• Work to complete:
**A.** Answer these questions using the LNB frequency thread below.
(i) What maximum Ku band transponder frequency does the first post give?
(ii) What local oscillator frequency is used for the C band LNB in the calculations?
(iii) According to the reply, what output range do bandstacked LNBs give?
**B.** Print the section of the LNB frequency thread below from "I think 1650" to "on my numbers.".
**C.** For each statement, say whether it agrees with the LNB frequency thread below. Support each answer with the deciding words quoted from the thread.
(i) The first post gives the minimum C band FTA transponder frequency as 3706 MHz.
(ii) The reply gives the traditional LNB output range as 950 - 2050 MHz.
(iii) Bandstacked LNBs output vertical and horizontal signals in the same frequency range.

• Page extract:
────────

Calculating LNB Output Frequency (Project Part II)

[equant]

I'm trying to figure out how to know what the LNBF output frequency is for a given transponder, and in particular what's realistically the maximum frequency I should expect.

Using the maximum FTA downlink frequencies I could find:

Max CBand Transponder: 4192 MHz
Max KuBand Transponder: 12180 MHz

... Here are the calculations I'm doing. Anyone know if these are correct?

(C LNB L.O.) - (Transponder) = 5150 - 4192 = 950 MHz
(Transponder) - (Ku LNB L.O.) = 12180 - 10750 = 1430 MHz

... so, that means that the highest LNB output for C band comes from the lowest transponder frequency, and the highest LNB output for Ku band comes from the highest transponder frequency. Right?

Min C Band FTA Transponder: 3706MHz

5150 - 3706 = 1444MHz

The reason I'm asking is because I've been reading conflicting things, and more importantly that the lnb output range is 950 - 2050, and I'd like to know what the realistic output range is. It might not make much of a difference, but if I'm going to play with the LNB output, it's nice to know my max frequency is 1.5GHz and not 2.0GHz.

Any reason I should be worrying about 2.0GHz? Looks like 1.5GHz will be enough.

Whew. Thanks for any help from you folks that have spent too much time with this hobby.

 

[Anole]

This is from memory, but . . .

As I recall, the traditional LNB output range is 950 - 1450mhz
All "traditional" (read: old) documentation will quote those figures (If I remembered correctly).

Bandstacked LNBs give 950 - 2150 by outputting both vertical and horizontal signals simultaneously, but at different frequency ranges.
I think 1650 - 2150 is the other polarity.

Hopefully, with this info, whatever documents you are looking at will be more clear, even if I made a minor error on my numbers.

────────

• Data provided:
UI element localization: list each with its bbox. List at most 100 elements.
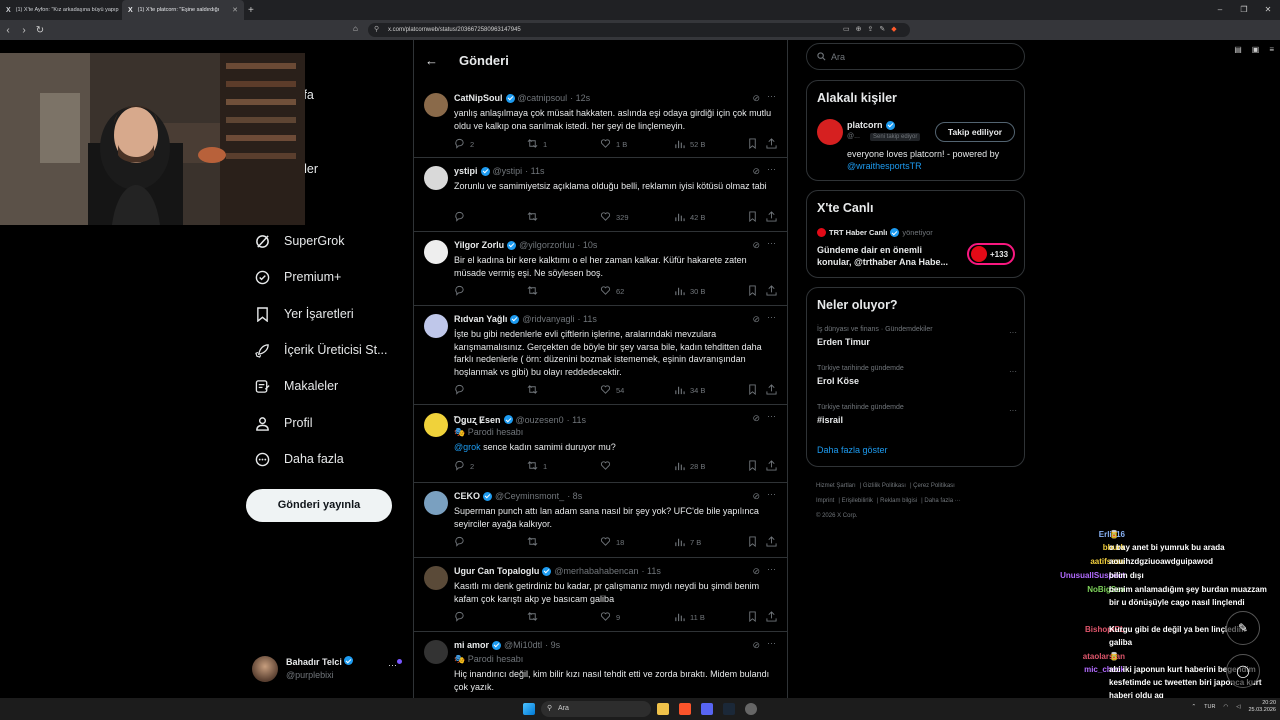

────────

• Results in order:
**A.**
(i) 12180 MHz
(ii) 5150 MHz
(iii) 950 - 2150

**B.**
I think 1650 - 2150 is the other polarity.

Hopefully, with this info, whatever documents you are looking at will be more clear, even if I made a minor error on my numbers.

**C.**
(i) Yes: "Min C Band FTA Transponder: 3706MHz"
(ii) No: "the traditional LNB output range is 950 - 1450mhz"
(iii) No: "by outputting both vertical and horizontal signals simultaneously, but at different frequency ranges."